**EXERCISE BRIEF**. Find every line with "positive" in it, then report how many there are and nothing more.

* * * *

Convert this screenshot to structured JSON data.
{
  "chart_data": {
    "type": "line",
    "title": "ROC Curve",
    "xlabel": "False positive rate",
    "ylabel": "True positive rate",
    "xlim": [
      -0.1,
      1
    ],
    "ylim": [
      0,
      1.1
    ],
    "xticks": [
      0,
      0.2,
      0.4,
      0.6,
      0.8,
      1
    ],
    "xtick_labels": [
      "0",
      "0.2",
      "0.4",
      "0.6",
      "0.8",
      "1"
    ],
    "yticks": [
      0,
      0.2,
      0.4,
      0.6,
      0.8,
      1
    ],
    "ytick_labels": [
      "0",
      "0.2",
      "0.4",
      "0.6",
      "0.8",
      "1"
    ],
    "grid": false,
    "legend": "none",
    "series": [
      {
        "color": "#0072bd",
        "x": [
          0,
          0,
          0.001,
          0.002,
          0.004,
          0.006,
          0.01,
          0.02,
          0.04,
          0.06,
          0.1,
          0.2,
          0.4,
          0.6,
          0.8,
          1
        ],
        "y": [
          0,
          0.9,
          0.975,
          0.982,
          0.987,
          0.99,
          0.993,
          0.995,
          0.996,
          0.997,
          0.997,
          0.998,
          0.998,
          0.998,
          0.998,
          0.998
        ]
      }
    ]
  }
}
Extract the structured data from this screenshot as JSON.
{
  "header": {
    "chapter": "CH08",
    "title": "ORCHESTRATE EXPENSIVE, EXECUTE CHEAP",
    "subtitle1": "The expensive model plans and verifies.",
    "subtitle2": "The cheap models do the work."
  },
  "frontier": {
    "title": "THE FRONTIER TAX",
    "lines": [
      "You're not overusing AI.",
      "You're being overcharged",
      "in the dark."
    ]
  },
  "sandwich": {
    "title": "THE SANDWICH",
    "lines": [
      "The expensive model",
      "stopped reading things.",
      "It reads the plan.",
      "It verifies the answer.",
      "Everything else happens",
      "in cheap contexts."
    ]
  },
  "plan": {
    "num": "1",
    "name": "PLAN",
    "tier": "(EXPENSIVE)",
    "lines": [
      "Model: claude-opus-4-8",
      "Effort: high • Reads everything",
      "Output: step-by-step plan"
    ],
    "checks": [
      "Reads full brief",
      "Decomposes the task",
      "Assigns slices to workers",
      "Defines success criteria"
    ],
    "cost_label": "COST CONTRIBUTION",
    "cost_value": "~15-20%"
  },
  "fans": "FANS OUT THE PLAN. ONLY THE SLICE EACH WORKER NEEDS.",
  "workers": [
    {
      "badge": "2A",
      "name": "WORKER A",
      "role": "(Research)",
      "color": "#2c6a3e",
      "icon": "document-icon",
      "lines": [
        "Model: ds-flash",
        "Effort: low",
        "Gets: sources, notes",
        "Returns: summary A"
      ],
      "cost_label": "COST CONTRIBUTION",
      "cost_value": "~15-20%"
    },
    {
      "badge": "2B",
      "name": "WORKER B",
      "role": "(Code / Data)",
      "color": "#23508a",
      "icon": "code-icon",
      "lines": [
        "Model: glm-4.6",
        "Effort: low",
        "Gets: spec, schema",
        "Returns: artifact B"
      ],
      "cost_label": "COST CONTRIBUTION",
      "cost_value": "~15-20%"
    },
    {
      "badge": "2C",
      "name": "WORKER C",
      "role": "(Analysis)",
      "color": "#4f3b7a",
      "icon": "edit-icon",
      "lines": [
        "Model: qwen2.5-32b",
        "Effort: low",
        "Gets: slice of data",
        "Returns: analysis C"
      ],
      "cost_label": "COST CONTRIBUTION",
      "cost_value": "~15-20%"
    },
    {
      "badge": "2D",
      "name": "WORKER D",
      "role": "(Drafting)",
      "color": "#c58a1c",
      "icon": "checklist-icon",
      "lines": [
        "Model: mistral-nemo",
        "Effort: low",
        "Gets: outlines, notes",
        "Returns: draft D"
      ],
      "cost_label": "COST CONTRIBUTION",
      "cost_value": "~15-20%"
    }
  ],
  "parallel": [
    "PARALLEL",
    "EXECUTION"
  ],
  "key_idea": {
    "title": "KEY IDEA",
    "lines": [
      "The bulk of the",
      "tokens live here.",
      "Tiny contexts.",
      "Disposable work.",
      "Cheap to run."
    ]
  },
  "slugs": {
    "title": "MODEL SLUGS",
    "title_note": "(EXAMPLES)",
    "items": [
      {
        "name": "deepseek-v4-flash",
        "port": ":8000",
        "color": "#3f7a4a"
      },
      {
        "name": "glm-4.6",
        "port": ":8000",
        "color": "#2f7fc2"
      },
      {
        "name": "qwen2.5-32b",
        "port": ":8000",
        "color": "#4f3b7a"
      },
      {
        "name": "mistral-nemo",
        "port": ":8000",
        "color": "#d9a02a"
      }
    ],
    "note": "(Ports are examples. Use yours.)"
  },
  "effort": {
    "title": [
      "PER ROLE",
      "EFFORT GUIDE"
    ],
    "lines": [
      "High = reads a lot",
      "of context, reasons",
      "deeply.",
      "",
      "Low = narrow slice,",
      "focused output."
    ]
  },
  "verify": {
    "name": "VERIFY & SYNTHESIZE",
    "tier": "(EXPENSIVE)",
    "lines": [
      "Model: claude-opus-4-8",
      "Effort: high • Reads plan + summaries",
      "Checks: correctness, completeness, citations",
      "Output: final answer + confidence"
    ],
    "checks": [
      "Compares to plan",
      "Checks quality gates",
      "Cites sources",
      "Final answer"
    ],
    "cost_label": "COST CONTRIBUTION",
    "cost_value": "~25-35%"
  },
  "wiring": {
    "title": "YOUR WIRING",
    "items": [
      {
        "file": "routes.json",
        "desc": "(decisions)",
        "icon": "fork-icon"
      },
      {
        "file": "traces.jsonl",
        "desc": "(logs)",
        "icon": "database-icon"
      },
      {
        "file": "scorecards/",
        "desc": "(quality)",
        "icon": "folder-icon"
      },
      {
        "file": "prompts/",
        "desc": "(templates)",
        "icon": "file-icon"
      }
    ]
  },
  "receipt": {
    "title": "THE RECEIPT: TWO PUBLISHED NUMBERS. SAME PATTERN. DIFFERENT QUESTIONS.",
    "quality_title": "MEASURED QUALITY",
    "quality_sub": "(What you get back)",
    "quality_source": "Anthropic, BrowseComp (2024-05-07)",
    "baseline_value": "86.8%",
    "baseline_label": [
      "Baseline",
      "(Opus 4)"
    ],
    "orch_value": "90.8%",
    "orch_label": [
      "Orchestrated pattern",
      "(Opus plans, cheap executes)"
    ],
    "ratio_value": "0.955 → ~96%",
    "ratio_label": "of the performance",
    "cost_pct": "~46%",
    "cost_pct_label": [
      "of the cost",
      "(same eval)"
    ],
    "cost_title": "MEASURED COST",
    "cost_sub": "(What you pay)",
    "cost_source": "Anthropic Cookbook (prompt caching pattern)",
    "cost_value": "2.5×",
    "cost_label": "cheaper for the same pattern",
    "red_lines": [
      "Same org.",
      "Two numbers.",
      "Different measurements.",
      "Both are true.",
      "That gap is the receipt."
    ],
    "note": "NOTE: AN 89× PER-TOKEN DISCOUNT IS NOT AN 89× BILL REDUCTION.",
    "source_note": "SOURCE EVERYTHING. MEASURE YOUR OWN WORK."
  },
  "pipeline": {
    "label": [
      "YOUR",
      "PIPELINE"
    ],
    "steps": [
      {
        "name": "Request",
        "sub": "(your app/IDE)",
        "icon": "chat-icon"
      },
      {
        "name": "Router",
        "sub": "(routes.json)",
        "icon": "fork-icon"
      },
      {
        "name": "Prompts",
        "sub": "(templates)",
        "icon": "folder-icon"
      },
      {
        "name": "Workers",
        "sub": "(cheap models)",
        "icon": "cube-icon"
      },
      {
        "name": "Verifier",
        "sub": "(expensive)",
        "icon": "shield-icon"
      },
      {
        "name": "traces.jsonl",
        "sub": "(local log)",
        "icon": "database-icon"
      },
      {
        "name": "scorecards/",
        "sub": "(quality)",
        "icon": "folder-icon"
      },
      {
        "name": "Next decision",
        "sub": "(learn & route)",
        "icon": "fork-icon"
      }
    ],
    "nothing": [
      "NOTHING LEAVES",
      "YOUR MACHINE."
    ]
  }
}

* * * *

**RESULT**. 2